Locate every line in the records below that contains the word "проведение", and copy each one.

• • • • • • •

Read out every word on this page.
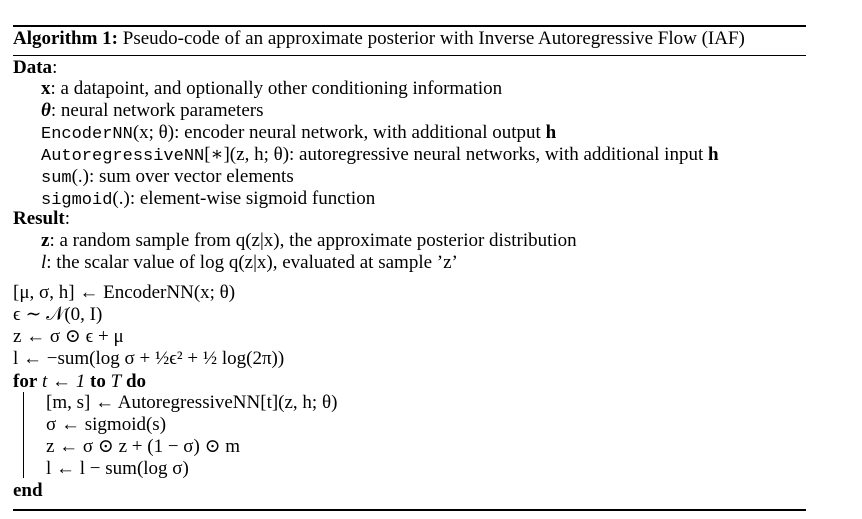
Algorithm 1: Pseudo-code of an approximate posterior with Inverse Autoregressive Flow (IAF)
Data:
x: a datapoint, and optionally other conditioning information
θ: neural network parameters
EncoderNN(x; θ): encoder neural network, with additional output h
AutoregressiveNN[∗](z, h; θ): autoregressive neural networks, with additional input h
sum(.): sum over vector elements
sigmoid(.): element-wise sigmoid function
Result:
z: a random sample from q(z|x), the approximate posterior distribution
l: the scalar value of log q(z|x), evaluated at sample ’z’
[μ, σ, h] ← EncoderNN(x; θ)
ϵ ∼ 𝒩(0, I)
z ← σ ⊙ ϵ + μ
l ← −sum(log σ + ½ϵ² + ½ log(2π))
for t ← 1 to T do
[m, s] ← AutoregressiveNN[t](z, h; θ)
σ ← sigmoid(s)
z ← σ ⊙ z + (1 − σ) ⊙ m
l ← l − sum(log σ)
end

• • • • • • •

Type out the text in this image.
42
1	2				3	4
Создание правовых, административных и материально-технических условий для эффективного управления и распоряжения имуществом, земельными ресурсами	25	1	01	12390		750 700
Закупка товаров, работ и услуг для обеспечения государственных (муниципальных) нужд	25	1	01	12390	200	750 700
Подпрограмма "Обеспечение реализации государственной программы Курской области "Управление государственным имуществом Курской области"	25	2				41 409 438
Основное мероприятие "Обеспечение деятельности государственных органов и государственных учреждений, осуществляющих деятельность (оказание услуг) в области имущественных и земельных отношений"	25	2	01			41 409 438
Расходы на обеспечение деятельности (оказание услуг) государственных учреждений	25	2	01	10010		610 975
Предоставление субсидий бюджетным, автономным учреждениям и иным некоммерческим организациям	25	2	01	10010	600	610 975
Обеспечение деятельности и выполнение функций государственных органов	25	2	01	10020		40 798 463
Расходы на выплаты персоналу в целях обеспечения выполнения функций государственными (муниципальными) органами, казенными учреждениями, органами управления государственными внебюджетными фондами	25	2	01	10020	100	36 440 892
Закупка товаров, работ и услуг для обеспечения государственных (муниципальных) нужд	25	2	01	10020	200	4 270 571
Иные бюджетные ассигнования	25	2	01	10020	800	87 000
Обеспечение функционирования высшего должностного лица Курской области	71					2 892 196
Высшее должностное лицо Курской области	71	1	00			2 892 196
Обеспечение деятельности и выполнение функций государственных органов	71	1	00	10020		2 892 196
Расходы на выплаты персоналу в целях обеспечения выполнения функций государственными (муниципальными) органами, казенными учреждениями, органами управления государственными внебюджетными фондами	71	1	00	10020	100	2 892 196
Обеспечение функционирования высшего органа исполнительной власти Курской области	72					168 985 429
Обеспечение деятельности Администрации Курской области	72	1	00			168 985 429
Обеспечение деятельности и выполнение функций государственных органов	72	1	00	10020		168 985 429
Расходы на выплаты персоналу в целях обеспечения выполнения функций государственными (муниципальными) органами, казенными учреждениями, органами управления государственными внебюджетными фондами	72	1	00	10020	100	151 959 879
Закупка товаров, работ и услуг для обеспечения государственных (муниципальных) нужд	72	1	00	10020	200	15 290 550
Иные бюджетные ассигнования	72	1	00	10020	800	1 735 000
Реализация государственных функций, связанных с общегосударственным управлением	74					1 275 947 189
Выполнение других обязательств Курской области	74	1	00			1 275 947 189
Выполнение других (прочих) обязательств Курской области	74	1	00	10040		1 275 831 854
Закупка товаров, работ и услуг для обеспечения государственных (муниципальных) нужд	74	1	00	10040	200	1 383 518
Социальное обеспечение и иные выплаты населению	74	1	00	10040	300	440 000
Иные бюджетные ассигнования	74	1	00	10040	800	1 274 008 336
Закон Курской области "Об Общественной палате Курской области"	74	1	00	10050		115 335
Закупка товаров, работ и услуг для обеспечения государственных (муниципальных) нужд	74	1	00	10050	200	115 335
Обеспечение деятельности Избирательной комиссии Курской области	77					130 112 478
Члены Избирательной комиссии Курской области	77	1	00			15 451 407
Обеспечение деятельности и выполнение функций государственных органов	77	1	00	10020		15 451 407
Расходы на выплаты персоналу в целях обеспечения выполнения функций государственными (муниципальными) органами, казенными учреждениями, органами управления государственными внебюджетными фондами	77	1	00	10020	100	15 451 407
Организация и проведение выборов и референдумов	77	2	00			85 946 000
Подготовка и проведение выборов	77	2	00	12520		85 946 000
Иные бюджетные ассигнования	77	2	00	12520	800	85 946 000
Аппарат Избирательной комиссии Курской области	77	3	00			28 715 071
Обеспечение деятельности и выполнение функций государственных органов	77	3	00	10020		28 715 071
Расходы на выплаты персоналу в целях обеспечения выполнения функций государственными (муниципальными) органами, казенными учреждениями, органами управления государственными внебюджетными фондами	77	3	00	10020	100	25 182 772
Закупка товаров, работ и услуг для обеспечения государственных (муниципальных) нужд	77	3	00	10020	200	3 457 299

• • • • • • •

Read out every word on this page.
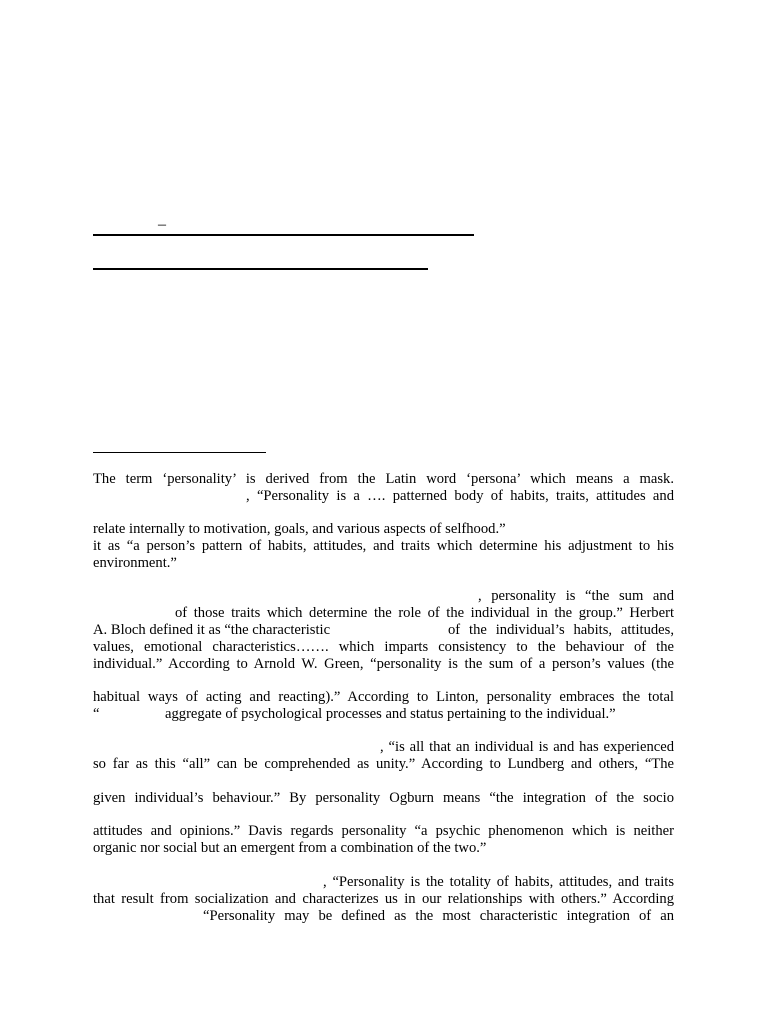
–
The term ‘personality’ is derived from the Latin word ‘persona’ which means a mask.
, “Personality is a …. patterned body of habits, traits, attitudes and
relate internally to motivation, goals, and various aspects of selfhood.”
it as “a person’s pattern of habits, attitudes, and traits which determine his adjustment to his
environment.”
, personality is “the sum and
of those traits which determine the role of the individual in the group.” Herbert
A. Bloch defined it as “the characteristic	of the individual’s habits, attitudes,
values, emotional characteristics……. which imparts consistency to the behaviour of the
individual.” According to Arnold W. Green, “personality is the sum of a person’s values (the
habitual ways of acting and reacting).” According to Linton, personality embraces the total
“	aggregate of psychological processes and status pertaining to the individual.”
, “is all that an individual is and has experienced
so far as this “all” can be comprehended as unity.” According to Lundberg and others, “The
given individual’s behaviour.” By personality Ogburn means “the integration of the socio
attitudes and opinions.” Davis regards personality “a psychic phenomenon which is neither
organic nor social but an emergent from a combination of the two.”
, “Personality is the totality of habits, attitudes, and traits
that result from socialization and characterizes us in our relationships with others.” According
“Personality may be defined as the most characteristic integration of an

• • • • • • •

> **Exercise solution**
Организация и проведение выборов и референдумов	77	2	00			85 946 000
Подготовка и проведение выборов	77	2	00	12520		85 946 000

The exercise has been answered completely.